Exercise description >>
Among the entries below, find the lines with "области" and copy them.

===== Available records =====

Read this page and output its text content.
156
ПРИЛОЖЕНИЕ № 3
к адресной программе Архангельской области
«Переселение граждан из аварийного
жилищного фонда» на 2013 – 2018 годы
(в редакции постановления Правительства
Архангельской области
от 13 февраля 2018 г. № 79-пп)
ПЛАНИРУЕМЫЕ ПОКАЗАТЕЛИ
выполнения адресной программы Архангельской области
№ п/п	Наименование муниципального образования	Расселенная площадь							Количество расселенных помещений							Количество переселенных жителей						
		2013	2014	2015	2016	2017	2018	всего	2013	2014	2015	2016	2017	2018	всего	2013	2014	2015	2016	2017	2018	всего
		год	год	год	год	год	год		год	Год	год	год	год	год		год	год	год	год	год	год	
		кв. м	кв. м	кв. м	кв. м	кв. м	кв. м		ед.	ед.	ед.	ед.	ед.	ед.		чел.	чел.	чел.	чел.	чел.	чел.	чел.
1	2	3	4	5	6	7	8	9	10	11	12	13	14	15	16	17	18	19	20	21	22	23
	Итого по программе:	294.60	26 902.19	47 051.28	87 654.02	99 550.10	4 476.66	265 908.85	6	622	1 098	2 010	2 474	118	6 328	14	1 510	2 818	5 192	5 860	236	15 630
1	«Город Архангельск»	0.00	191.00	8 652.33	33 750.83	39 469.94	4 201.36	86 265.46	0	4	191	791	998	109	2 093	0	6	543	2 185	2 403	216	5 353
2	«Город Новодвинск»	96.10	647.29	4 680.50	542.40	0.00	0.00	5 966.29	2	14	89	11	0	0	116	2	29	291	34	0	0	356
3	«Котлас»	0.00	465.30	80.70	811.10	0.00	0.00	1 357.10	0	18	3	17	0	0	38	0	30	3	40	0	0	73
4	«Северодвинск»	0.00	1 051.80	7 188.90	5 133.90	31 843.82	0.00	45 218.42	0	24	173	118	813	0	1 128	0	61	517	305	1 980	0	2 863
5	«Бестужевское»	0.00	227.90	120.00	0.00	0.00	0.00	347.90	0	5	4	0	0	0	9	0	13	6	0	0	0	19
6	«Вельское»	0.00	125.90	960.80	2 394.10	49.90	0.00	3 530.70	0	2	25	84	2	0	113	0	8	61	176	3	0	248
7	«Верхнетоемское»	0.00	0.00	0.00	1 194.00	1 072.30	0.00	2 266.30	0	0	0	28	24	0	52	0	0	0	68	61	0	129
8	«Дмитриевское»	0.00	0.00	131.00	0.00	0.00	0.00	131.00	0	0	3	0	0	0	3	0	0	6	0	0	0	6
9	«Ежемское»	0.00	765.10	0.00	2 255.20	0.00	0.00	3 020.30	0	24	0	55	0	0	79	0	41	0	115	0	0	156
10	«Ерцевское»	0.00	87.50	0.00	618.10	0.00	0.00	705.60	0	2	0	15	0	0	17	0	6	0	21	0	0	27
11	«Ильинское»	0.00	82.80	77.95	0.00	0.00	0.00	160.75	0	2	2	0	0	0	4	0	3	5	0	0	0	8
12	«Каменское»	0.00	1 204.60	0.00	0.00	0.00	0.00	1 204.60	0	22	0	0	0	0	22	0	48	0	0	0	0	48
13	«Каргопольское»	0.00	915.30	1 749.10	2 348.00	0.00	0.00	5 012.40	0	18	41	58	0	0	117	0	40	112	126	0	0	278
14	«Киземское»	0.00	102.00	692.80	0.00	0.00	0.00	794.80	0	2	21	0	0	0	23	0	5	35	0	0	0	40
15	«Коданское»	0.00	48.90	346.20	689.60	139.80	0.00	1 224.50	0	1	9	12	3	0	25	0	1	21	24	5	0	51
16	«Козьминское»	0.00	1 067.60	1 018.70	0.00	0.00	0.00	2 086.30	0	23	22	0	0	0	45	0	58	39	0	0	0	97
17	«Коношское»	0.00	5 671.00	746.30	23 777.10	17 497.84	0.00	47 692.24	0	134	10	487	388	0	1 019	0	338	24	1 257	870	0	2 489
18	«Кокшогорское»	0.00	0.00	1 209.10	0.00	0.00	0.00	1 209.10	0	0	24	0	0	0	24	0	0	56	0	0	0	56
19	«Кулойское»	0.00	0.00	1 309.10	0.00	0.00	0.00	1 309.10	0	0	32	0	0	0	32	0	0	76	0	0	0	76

=====

Complete answer >>
к адресной программе Архангельской области
Архангельской области
выполнения адресной программы Архангельской области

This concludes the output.